WHAT IS EXPECTED: Render the following material again verbatim, leaving nothing out.

(Extracted records)
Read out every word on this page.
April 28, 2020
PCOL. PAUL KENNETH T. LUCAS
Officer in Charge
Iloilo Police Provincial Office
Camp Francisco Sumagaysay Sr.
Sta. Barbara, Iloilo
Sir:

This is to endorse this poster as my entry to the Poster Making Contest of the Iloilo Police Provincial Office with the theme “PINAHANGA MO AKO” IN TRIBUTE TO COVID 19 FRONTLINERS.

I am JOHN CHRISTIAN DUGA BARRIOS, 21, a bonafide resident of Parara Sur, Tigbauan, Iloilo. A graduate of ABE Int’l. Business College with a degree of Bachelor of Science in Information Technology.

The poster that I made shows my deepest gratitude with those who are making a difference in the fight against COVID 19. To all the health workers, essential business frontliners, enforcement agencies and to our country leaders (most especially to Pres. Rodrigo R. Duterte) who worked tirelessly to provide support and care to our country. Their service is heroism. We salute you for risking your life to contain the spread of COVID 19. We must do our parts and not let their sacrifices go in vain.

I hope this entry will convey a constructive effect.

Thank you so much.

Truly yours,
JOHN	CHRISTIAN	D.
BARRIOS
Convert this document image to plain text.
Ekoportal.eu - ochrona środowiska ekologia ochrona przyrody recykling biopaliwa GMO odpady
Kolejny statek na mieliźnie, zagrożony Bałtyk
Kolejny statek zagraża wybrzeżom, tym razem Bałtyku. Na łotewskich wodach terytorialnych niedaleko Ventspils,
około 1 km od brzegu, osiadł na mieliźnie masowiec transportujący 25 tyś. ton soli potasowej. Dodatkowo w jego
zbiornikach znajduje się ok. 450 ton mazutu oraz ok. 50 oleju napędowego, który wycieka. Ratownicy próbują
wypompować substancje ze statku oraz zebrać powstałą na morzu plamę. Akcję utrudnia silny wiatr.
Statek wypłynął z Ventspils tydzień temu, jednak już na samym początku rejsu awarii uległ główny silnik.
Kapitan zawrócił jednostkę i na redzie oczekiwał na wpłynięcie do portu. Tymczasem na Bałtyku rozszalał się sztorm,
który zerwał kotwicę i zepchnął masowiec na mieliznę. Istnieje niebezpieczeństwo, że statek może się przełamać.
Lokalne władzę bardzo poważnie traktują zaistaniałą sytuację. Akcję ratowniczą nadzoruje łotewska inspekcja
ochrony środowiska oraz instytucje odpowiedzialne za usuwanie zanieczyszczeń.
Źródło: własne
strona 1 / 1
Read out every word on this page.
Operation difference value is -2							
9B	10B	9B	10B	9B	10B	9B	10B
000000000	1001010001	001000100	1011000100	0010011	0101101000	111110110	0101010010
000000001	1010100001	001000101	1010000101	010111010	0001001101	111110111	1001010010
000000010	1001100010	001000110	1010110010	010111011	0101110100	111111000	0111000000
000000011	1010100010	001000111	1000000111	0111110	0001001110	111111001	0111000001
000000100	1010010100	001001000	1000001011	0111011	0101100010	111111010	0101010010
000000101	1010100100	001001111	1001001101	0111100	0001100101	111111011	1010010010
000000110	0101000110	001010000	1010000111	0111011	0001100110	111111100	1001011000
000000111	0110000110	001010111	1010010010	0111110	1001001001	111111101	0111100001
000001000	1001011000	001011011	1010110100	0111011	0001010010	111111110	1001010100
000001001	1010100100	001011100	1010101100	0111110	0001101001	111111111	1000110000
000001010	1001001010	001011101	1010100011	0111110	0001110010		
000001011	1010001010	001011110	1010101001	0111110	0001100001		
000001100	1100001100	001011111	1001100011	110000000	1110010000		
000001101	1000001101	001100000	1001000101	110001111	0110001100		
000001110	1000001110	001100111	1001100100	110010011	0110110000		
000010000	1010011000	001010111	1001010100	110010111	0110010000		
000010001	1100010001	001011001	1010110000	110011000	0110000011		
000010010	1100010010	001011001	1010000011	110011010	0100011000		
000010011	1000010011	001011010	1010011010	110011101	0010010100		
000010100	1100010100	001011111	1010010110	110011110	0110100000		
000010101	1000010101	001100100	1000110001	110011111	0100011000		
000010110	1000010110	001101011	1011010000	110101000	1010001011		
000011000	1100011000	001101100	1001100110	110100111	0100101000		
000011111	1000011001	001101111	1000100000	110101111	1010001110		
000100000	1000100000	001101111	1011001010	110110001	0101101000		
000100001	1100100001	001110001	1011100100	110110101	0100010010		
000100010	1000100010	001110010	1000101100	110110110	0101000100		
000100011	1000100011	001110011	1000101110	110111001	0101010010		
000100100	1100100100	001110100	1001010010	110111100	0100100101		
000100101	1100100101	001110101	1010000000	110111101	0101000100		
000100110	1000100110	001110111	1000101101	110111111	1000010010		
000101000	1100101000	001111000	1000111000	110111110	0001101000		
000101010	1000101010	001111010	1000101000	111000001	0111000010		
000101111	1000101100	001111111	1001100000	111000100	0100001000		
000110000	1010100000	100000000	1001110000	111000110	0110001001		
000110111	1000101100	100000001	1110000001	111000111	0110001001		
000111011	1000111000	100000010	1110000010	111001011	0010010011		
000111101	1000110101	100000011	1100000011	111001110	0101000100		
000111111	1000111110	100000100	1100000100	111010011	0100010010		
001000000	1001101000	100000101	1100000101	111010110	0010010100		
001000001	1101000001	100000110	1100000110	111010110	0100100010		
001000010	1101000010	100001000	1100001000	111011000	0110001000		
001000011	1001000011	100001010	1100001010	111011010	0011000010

COMPLETED EXERCISE:
Read out every word on this page.
April 28, 2020
PCOL. PAUL KENNETH T. LUCAS
Officer in Charge
Iloilo Police Provincial Office
Camp Francisco Sumagaysay Sr.
Sta. Barbara, Iloilo
Sir:

This is to endorse this poster as my entry to the Poster Making Contest of the Iloilo Police Provincial Office with the theme “PINAHANGA MO AKO” IN TRIBUTE TO COVID 19 FRONTLINERS.

I am JOHN CHRISTIAN DUGA BARRIOS, 21, a bonafide resident of Parara Sur, Tigbauan, Iloilo. A graduate of ABE Int’l. Business College with a degree of Bachelor of Science in Information Technology.

The poster that I made shows my deepest gratitude with those who are making a difference in the fight against COVID 19. To all the health workers, essential business frontliners, enforcement agencies and to our country leaders (most especially to Pres. Rodrigo R. Duterte) who worked tirelessly to provide support and care to our country. Their service is heroism. We salute you for risking your life to contain the spread of COVID 19. We must do our parts and not let their sacrifices go in vain.

I hope this entry will convey a constructive effect.

Thank you so much.

Truly yours,
JOHN	CHRISTIAN	D.
BARRIOS
Convert this document image to plain text.
Ekoportal.eu - ochrona środowiska ekologia ochrona przyrody recykling biopaliwa GMO odpady
Kolejny statek na mieliźnie, zagrożony Bałtyk
Kolejny statek zagraża wybrzeżom, tym razem Bałtyku. Na łotewskich wodach terytorialnych niedaleko Ventspils,
około 1 km od brzegu, osiadł na mieliźnie masowiec transportujący 25 tyś. ton soli potasowej. Dodatkowo w jego
zbiornikach znajduje się ok. 450 ton mazutu oraz ok. 50 oleju napędowego, który wycieka. Ratownicy próbują
wypompować substancje ze statku oraz zebrać powstałą na morzu plamę. Akcję utrudnia silny wiatr.
Statek wypłynął z Ventspils tydzień temu, jednak już na samym początku rejsu awarii uległ główny silnik.
Kapitan zawrócił jednostkę i na redzie oczekiwał na wpłynięcie do portu. Tymczasem na Bałtyku rozszalał się sztorm,
który zerwał kotwicę i zepchnął masowiec na mieliznę. Istnieje niebezpieczeństwo, że statek może się przełamać.
Lokalne władzę bardzo poważnie traktują zaistaniałą sytuację. Akcję ratowniczą nadzoruje łotewska inspekcja
ochrony środowiska oraz instytucje odpowiedzialne za usuwanie zanieczyszczeń.
Źródło: własne
strona 1 / 1
Read out every word on this page.
Operation difference value is -2							
9B	10B	9B	10B	9B	10B	9B	10B
000000000	1001010001	001000100	1011000100	0010011	0101101000	111110110	0101010010
000000001	1010100001	001000101	1010000101	010111010	0001001101	111110111	1001010010
000000010	1001100010	001000110	1010110010	010111011	0101110100	111111000	0111000000
000000011	1010100010	001000111	1000000111	0111110	0001001110	111111001	0111000001
000000100	1010010100	001001000	1000001011	0111011	0101100010	111111010	0101010010
000000101	1010100100	001001111	1001001101	0111100	0001100101	111111011	1010010010
000000110	0101000110	001010000	1010000111	0111011	0001100110	111111100	1001011000
000000111	0110000110	001010111	1010010010	0111110	1001001001	111111101	0111100001
000001000	1001011000	001011011	1010110100	0111011	0001010010	111111110	1001010100
000001001	1010100100	001011100	1010101100	0111110	0001101001	111111111	1000110000
000001010	1001001010	001011101	1010100011	0111110	0001110010		
000001011	1010001010	001011110	1010101001	0111110	0001100001		
000001100	1100001100	001011111	1001100011	110000000	1110010000		
000001101	1000001101	001100000	1001000101	110001111	0110001100		
000001110	1000001110	001100111	1001100100	110010011	0110110000		
000010000	1010011000	001010111	1001010100	110010111	0110010000		
000010001	1100010001	001011001	1010110000	110011000	0110000011		
000010010	1100010010	001011001	1010000011	110011010	0100011000		
000010011	1000010011	001011010	1010011010	110011101	0010010100		
000010100	1100010100	001011111	1010010110	110011110	0110100000		
000010101	1000010101	001100100	1000110001	110011111	0100011000		
000010110	1000010110	001101011	1011010000	110101000	1010001011		
000011000	1100011000	001101100	1001100110	110100111	0100101000		
000011111	1000011001	001101111	1000100000	110101111	1010001110		
000100000	1000100000	001101111	1011001010	110110001	0101101000		
000100001	1100100001	001110001	1011100100	110110101	0100010010		
000100010	1000100010	001110010	1000101100	110110110	0101000100		
000100011	1000100011	001110011	1000101110	110111001	0101010010		
000100100	1100100100	001110100	1001010010	110111100	0100100101		
000100101	1100100101	001110101	1010000000	110111101	0101000100		
000100110	1000100110	001110111	1000101101	110111111	1000010010		
000101000	1100101000	001111000	1000111000	110111110	0001101000		
000101010	1000101010	001111010	1000101000	111000001	0111000010		
000101111	1000101100	001111111	1001100000	111000100	0100001000		
000110000	1010100000	100000000	1001110000	111000110	0110001001		
000110111	1000101100	100000001	1110000001	111000111	0110001001		
000111011	1000111000	100000010	1110000010	111001011	0010010011		
000111101	1000110101	100000011	1100000011	111001110	0101000100		
000111111	1000111110	100000100	1100000100	111010011	0100010010		
001000000	1001101000	100000101	1100000101	111010110	0010010100		
001000001	1101000001	100000110	1100000110	111010110	0100100010		
001000010	1101000010	100001000	1100001000	111011000	0110001000		
001000011	1001000011	100001010	1100001010	111011010	0011000010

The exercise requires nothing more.